Regression Analysis Results
The shape of the distribution of Examination scores indicates that-
- Most of the students has scored in the interval 90-99. Only 25% students have scored less than 70.
- The distribution of examination score is left-skewed as the right tail of the distribution is more elongated than its left tail.
- For this distribution, the value of mode is greater than median while mean has the least value.
Ans 2.
Table 2: Simple linear regression model of ‘Unit Price’ and ‘Supply’
Ans 2. a)
The total frequency of the sample is 41 (=40+1).
Ans 2. b)
The level of significance of the regression model is assumed to be 5%. The outcome of the simple linear regression model shows that the p-value of ‘Unit Price (X)’ (0.175) is greater than the level of significance.
Therefore, the independent and dependent variables are insignificantly linearly associated to each other with 95% probability. No strong evidence for significant association between independent and dependent variables are found in this regression model.
Ans 2. c)
The statistic ‘R-square’ is also known as ‘Co-efficient of determination’. In this model, the statistic R2 is found to be 0.048. It indicates that the predictor variable ‘Unit Price (X)’ can only explain 4.8% variability of ‘Supply (Y)’.
Ans 2. d)
Pearson’s co-efficient of correlation (r) is 0.21908 that refers a weak positive correlation between ‘Unit price’ and ‘Supply’ as (r is in-between 0.0 to 0.3). Therefore, these two variables are not significantly linked.
The Pearson’s correlation coefficient (r) in the range of 0.0 to 0.3 refers a weak but positive correlation. Such kind of a weak and positive link or correlation is observed between ‘Unit price’ and ‘Supply’ as per the calculated co-efficient of correlation (r = 0.21908).
Ans 2. e)
The linear regression equation is estimated in the following,
‘Supply (Y)’ = 54.076 + 0.029* ‘Unit price (X)’ …………… (1)
Given that the Unit price = $50,000, therefore, Supply = (54.076 + (0.029*50000)) = 1504.076.
Hence, the estimated supply is found to be 1504.076 units.
Ans 3.
Table 3: One-way ANOVA table of four Programs
The hypotheses are given following at 5% level of significance-
Null hypothesis (H0): The average of scores of all the four programs are equal to each other.
Alternative hypothesis (HA): The average scores of all four programs are unequal to each other; that is, there exists at-least one inequality in the average scores of the four programs.
It is observed that the mean productivity level of workers of Program C is greater than other three programs. The p-value of the F-statistic (6.14) is 0.0056 which is less than the assumed significance level (0.05). Therefore, the null hypothesis can be with rejected with 95% confidence. The mean productivity level of all the four workers are unequal to each other.We can recommend that the line programmers of Program C are more acceptable because of its higher effectiveness than other three Programs A, B and D.
Ans 4.
Table 4: Multiple regression model of ‘Sales’ as well as ‘Price’ and ‘Advertising’
The estimated equation of the multiple regression model is-
‘Sales’ (y) = 3.597615086 + 41.32002219 * ‘Price’ (x1) + 0.013241819 * ‘Advertising’ (x2) ………. (2)
Ans 4. b)

WRITTEN EXERCISE 1 | What R-square value does the regression analysis text report for the simple linear regression model of unit price and supply?
WRITTEN EXERCISE 2 | Return the records line for line without changes, starting with their first line and going on through the line with "x-tick-label: 190106 <box>735 531", both ends included.
The regression analysis text and the records have no connection to each other.

TASK MATERIAL |
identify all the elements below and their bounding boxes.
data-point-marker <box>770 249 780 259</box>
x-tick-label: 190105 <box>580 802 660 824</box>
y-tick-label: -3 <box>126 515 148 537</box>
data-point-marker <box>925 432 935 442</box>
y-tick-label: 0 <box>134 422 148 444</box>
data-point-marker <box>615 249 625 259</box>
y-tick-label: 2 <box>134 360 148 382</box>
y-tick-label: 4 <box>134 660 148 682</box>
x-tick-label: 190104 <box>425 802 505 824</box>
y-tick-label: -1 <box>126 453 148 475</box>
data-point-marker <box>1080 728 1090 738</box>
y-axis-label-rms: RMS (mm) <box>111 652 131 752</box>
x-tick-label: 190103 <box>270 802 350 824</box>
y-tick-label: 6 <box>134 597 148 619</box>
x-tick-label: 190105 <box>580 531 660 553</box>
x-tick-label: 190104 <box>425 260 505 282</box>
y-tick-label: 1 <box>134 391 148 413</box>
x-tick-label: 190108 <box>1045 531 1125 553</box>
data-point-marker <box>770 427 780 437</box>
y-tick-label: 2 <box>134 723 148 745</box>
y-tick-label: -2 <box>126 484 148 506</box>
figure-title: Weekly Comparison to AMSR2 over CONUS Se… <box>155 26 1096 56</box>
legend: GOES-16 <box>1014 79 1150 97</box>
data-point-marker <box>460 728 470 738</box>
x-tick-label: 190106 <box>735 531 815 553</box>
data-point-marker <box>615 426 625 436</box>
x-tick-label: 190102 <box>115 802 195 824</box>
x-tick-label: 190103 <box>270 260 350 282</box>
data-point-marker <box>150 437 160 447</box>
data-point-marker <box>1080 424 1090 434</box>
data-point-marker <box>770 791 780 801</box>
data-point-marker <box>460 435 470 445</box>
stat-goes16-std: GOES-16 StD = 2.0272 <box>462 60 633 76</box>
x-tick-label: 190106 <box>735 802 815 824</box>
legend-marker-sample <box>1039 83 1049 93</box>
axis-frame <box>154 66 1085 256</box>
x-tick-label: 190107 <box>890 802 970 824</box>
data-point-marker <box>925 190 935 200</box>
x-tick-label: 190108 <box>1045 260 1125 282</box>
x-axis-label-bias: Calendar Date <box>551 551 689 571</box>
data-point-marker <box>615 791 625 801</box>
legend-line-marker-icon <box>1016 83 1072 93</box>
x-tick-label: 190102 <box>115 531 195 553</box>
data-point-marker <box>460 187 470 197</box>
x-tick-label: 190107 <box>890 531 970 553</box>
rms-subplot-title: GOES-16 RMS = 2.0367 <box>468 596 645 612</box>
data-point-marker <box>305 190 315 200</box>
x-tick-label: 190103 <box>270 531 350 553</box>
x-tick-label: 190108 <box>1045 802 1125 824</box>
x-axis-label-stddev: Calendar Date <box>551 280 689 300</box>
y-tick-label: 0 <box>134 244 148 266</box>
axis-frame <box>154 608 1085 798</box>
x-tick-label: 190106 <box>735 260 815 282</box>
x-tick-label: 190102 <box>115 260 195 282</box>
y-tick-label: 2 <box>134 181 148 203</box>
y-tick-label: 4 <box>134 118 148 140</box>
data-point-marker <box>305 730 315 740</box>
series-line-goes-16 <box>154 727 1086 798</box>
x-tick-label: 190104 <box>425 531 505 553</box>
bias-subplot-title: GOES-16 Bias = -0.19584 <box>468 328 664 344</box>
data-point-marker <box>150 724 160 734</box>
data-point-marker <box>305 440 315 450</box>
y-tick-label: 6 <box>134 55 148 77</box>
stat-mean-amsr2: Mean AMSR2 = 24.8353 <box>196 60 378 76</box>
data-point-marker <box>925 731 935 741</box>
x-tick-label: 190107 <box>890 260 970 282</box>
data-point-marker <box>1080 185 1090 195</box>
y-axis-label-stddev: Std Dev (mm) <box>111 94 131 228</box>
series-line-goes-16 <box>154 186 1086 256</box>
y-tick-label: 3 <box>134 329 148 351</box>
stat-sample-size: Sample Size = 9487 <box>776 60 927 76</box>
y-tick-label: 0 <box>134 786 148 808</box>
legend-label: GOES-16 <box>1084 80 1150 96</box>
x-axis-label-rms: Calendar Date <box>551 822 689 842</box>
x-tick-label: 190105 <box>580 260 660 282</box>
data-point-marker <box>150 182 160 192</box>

ANSWER 1 | 0.048

ANSWER 2 |
identify all the elements below and their bounding boxes.
data-point-marker <box>770 249 780 259</box>
x-tick-label: 190105 <box>580 802 660 824</box>
y-tick-label: -3 <box>126 515 148 537</box>
data-point-marker <box>925 432 935 442</box>
y-tick-label: 0 <box>134 422 148 444</box>
data-point-marker <box>615 249 625 259</box>
y-tick-label: 2 <box>134 360 148 382</box>
y-tick-label: 4 <box>134 660 148 682</box>
x-tick-label: 190104 <box>425 802 505 824</box>
y-tick-label: -1 <box>126 453 148 475</box>
data-point-marker <box>1080 728 1090 738</box>
y-axis-label-rms: RMS (mm) <box>111 652 131 752</box>
x-tick-label: 190103 <box>270 802 350 824</box>
y-tick-label: 6 <box>134 597 148 619</box>
x-tick-label: 190105 <box>580 531 660 553</box>
x-tick-label: 190104 <box>425 260 505 282</box>
y-tick-label: 1 <box>134 391 148 413</box>
x-tick-label: 190108 <box>1045 531 1125 553</box>
data-point-marker <box>770 427 780 437</box>
y-tick-label: 2 <box>134 723 148 745</box>
y-tick-label: -2 <box>126 484 148 506</box>
figure-title: Weekly Comparison to AMSR2 over CONUS Se… <box>155 26 1096 56</box>
legend: GOES-16 <box>1014 79 1150 97</box>
data-point-marker <box>460 728 470 738</box>
x-tick-label: 190106 <box>735 531 815 553</box>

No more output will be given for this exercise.